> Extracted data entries
==*==
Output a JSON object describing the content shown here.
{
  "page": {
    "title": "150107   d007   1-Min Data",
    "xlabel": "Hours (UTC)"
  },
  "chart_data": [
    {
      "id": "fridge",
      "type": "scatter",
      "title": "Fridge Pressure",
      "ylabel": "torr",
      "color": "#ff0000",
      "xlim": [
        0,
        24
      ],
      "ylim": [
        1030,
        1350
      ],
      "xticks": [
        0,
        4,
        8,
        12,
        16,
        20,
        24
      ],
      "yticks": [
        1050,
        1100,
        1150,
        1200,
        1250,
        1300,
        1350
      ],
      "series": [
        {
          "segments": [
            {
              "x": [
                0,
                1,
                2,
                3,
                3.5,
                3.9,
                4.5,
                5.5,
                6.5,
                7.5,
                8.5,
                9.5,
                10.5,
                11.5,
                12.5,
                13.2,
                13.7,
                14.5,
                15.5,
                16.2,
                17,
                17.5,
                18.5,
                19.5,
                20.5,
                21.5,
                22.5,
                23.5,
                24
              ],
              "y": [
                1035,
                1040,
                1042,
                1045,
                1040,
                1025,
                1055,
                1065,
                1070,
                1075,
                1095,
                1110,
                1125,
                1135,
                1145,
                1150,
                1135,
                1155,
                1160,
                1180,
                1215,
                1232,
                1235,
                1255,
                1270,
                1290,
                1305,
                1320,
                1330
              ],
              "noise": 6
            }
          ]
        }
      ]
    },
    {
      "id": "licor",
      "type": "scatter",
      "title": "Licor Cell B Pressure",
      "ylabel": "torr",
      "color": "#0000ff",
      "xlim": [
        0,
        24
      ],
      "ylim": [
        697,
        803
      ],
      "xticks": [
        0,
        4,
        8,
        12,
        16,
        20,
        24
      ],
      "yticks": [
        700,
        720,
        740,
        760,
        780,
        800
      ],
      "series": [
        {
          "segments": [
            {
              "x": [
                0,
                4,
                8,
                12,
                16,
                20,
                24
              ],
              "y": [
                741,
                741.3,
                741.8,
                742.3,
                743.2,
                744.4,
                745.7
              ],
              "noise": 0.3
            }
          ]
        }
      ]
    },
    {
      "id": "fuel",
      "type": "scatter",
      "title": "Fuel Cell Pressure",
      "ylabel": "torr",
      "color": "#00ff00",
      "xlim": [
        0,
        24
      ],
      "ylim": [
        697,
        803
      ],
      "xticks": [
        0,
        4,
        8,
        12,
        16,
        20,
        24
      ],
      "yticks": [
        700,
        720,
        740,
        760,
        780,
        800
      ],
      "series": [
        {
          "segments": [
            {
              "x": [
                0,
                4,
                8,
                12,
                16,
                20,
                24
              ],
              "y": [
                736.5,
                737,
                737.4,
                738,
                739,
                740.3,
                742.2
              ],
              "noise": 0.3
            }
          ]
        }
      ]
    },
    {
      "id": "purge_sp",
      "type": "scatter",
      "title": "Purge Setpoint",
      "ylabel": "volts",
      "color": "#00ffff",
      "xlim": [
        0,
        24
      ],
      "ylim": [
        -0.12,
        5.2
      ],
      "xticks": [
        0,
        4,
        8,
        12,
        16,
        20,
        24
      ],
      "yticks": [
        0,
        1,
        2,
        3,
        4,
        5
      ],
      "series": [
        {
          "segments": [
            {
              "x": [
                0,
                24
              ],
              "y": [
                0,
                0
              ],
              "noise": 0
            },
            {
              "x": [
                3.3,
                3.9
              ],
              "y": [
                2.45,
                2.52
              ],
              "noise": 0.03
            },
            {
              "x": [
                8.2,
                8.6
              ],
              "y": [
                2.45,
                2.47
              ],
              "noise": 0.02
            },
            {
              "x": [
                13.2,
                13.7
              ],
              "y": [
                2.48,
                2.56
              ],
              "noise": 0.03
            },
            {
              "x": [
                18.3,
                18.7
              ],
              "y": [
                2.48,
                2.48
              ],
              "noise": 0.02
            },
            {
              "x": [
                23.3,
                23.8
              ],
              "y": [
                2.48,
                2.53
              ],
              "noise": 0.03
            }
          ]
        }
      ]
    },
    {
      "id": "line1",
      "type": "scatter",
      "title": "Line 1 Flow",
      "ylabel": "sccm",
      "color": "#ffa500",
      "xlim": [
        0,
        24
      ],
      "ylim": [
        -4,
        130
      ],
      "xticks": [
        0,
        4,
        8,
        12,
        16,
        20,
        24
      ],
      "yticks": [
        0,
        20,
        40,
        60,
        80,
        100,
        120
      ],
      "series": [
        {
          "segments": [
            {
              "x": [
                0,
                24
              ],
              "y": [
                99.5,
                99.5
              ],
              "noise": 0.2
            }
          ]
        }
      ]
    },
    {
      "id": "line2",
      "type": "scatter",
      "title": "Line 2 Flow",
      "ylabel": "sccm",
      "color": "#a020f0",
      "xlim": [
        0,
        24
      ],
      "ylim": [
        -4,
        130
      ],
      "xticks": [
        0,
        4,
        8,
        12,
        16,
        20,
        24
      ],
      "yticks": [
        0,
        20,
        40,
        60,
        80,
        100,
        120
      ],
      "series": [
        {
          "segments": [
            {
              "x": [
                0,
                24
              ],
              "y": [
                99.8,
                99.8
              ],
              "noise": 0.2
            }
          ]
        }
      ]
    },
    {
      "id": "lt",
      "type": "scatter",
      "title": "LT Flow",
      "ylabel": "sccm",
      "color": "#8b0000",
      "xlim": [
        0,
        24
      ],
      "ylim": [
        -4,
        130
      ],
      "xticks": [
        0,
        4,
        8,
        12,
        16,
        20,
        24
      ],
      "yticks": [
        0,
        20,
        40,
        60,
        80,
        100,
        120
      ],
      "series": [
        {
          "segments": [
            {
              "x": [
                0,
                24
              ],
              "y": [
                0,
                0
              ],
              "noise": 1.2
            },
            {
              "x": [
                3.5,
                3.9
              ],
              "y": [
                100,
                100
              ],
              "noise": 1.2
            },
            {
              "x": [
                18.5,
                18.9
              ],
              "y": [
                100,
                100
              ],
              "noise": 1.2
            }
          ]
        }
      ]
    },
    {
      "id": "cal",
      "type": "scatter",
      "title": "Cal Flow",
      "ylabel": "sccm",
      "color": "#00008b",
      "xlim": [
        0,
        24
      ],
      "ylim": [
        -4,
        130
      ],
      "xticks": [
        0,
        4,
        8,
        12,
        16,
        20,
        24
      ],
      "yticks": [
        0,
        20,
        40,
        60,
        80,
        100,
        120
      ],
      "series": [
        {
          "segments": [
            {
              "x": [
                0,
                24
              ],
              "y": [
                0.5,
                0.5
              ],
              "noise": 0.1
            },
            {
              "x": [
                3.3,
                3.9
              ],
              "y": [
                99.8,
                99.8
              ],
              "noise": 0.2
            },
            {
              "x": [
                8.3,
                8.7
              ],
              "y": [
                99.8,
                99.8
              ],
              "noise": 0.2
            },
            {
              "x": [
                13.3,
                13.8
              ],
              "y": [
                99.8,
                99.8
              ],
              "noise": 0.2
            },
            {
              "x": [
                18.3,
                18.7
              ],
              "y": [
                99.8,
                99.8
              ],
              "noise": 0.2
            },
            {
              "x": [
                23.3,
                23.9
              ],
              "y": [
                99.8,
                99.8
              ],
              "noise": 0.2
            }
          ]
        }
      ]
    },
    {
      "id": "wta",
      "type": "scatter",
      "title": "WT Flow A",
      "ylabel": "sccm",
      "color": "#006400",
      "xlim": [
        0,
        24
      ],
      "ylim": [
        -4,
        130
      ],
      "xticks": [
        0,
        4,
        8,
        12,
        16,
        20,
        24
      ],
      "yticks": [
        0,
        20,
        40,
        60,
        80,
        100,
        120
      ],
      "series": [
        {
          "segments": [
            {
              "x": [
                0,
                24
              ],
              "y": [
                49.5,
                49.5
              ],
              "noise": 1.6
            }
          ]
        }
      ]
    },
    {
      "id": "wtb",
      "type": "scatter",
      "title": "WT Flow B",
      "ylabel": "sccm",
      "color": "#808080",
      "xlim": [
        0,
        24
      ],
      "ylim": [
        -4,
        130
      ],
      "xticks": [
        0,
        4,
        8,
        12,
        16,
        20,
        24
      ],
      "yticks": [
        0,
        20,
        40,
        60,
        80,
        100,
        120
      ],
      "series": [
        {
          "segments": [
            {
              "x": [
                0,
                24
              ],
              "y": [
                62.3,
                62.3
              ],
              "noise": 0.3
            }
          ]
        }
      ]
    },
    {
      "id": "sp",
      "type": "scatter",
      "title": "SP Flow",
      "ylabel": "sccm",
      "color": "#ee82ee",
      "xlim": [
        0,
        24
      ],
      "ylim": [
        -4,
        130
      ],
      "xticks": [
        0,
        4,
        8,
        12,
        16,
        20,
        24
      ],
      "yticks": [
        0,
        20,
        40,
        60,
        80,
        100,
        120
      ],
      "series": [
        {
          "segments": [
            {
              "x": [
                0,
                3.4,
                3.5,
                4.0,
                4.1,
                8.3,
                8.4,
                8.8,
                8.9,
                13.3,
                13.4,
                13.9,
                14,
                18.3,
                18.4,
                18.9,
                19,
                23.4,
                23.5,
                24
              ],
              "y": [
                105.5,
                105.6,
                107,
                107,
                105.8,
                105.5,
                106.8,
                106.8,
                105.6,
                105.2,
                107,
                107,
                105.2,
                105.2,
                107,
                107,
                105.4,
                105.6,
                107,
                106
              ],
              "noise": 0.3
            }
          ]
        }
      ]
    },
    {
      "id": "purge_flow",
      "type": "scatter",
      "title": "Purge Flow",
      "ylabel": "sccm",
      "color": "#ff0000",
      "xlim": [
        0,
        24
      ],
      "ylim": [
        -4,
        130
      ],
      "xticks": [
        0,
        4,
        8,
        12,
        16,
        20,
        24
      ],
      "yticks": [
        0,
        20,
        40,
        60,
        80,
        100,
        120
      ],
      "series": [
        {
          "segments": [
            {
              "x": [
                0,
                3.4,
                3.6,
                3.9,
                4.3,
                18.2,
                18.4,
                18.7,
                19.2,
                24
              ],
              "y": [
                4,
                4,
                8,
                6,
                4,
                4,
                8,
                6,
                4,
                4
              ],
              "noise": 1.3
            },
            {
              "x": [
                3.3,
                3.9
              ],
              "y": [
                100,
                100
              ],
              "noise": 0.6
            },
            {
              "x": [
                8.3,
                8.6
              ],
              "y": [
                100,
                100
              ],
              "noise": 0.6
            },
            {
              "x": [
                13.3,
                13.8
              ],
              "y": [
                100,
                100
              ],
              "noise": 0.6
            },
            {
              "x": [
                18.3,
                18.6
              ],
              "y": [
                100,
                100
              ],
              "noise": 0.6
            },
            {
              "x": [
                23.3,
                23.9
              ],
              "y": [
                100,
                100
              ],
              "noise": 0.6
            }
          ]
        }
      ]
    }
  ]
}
==*==
> What to produce
Which lines hold the word "Pressure"? Show each one.

> Written answer
      "title": "Fridge Pressure",
      "title": "Licor Cell B Pressure",
      "title": "Fuel Cell Pressure",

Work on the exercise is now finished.